**Quelldokument**
--- --- ---

Auf den Kanarischen Inseln gingen im Frühjahr 56.000 Menschen für die Einführung von Tourismus-Obergrenzen und den Stopp des Verkaufs von Immobilien an ausländische Investoren auf die Straße. Rund 14 Millionen besuchten im vergangenen Jahr die spanischen Atlantikinseln.
Neben dem zunehmenden Wassermangel und Müll sorgen sich die Menschen vor allem um explodierende Immobilien- und Mietpreise, da es für Wohnungsbesitzer rentabler ist, an Touristen zu vermieten.
Auch Pilgerstadt betroffen
Sogar in der nordspanischen Pilgerstadt Santiago de Compostela, wo in diesem Jahr ein neuer Pilgerrekord erwartet wird, gibt es immer mehr unzufriedene Bürger, die unter den Auswirkungen der Pilgermassen leiden. Bis Mitte Juli registrierte das Pilgerbüro bereits 250.000 Jakobspilger, 15 Prozent mehr als zum selben Zeitpunkt im Vorjahr, in dem über 450.000 Menschen zum Apostelgrab pilgerten.
Die Unzufriedenheit über den ausufernden Massentourismus ist aber kein spanisches Phänomen. Auch in anderen Ländern Südeuropas breitet sich immer mehr Widerstand gegen den Massentourismus aus. Nach der Corona-Pandemie ist die Reiselust so groß wie nie. Einst beliebte Urlaubsländer wie die Türkei, Ägypten und Tunesien sind vielen Nord- und Mitteleuropäern zu unsicher geworden. Sie bevorzugen daher vor allem südeuropäische Ziele.

--- --- ---

**Gespeicherte Einträge**
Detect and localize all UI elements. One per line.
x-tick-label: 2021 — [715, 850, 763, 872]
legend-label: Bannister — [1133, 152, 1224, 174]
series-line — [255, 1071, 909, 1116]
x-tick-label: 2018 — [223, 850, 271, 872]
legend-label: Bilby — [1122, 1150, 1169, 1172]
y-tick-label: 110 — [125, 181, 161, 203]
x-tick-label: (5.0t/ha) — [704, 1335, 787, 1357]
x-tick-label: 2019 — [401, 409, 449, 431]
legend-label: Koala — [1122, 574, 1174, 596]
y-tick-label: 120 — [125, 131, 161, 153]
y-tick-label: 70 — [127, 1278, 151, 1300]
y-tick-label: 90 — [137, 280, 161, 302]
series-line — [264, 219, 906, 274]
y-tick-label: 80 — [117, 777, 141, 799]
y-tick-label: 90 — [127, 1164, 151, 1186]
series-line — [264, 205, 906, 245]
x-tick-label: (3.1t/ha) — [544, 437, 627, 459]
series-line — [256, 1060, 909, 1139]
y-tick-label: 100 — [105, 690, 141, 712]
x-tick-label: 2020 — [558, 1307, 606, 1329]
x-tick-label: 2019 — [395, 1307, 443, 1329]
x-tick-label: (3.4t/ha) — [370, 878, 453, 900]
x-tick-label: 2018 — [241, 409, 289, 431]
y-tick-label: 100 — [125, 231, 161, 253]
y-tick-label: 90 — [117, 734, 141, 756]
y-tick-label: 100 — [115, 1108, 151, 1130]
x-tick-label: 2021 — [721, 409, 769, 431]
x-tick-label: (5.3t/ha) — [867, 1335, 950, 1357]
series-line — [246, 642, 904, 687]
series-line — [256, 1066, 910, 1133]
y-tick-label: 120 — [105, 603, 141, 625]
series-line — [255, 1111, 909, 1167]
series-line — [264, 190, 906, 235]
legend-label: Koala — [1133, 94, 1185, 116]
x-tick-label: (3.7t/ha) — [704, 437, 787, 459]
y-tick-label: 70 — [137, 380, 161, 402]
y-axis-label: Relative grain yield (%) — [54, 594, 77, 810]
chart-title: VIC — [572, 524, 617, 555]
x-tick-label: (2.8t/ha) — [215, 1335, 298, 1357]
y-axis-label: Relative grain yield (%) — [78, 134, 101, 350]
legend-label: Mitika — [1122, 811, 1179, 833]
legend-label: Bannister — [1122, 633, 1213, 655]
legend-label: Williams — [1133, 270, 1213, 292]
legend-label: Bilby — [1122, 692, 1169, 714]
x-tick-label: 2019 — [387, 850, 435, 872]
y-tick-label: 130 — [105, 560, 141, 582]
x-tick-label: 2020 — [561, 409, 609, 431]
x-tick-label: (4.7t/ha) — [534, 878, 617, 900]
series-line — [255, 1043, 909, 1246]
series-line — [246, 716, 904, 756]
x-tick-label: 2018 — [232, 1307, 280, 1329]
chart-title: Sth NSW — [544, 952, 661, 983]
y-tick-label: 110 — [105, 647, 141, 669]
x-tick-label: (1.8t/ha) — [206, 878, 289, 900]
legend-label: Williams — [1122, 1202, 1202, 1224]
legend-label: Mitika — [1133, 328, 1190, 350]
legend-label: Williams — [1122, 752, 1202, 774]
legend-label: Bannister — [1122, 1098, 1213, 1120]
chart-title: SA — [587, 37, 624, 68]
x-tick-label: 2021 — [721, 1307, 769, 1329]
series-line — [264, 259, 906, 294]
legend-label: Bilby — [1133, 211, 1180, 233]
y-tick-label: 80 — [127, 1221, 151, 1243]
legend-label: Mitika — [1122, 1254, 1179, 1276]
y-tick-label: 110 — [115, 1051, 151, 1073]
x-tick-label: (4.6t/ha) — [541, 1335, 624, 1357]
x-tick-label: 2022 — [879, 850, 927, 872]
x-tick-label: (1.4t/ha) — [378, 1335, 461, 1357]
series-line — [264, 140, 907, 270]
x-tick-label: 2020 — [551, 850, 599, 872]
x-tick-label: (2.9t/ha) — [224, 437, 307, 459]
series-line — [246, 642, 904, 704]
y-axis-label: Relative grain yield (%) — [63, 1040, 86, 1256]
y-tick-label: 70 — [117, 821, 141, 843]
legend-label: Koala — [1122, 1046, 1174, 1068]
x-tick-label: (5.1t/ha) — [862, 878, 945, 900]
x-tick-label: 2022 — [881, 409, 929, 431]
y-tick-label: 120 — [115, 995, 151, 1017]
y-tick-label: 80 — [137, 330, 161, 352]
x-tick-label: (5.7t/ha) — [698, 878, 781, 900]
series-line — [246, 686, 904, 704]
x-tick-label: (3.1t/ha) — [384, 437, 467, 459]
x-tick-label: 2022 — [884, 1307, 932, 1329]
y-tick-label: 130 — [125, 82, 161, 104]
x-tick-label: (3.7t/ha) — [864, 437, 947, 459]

--- --- ---

**Aufgabenstellung**
a) Beantworte anhand des Textes über den Massentourismus diese Fragen:
(i) Wie viele Menschen gingen im Frühjahr auf den Kanarischen Inseln auf die Straße?
(ii) Wie viele Jakobspilger registrierte das Pilgerbüro bis Mitte Juli?
(iii) Welche Urlaubsländer sind vielen Nord- und Mitteleuropäern zu unsicher geworden?
b) Gib bitte den Abschnitt aus dem Text über den Massentourismus wörtlich wieder, beginnend bei "Auch Pilgerstadt betroffen" und endend bei "zum Apostelgrab pilgerten.".

**Lösungen**
a)
(i) 56.000 Menschen
(ii) 250.000 Jakobspilger
(iii) die Türkei, Ägypten und Tunesien

b)
Auch Pilgerstadt betroffen
Sogar in der nordspanischen Pilgerstadt Santiago de Compostela, wo in diesem Jahr ein neuer Pilgerrekord erwartet wird, gibt es immer mehr unzufriedene Bürger, die unter den Auswirkungen der Pilgermassen leiden. Bis Mitte Juli registrierte das Pilgerbüro bereits 250.000 Jakobspilger, 15 Prozent mehr als zum selben Zeitpunkt im Vorjahr, in dem über 450.000 Menschen zum Apostelgrab pilgerten.